### GOAL OF THE EXERCISE
Retype every entry word for word.

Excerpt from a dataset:
· · · · ·

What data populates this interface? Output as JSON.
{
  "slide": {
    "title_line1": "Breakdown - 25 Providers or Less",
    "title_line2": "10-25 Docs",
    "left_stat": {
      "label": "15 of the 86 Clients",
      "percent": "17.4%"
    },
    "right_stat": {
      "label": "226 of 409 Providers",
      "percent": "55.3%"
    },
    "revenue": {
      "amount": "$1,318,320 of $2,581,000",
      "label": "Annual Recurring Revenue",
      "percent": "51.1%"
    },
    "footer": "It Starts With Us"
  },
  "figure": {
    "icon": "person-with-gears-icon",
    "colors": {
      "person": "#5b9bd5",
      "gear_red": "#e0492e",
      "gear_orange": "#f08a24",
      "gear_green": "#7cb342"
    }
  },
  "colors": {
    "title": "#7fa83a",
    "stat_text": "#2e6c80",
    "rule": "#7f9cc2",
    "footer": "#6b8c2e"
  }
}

· · · · ·

### COMPLETED TASK
What data populates this interface? Output as JSON.
{
  "slide": {
    "title_line1": "Breakdown - 25 Providers or Less",
    "title_line2": "10-25 Docs",
    "left_stat": {
      "label": "15 of the 86 Clients",
      "percent": "17.4%"
    },
    "right_stat": {
      "label": "226 of 409 Providers",
      "percent": "55.3%"
    },
    "revenue": {
      "amount": "$1,318,320 of $2,581,000",
      "label": "Annual Recurring Revenue",
      "percent": "51.1%"
    },
    "footer": "It Starts With Us"
  },
  "figure": {
    "icon": "person-with-gears-icon",
    "colors": {
      "person": "#5b9bd5",
      "gear_red": "#e0492e",
      "gear_orange": "#f08a24",
      "gear_green": "#7cb342"
    }
  },
  "colors": {
    "title": "#7fa83a",
    "stat_text": "#2e6c80",
    "rule": "#7f9cc2",
    "footer": "#6b8c2e"
  }
}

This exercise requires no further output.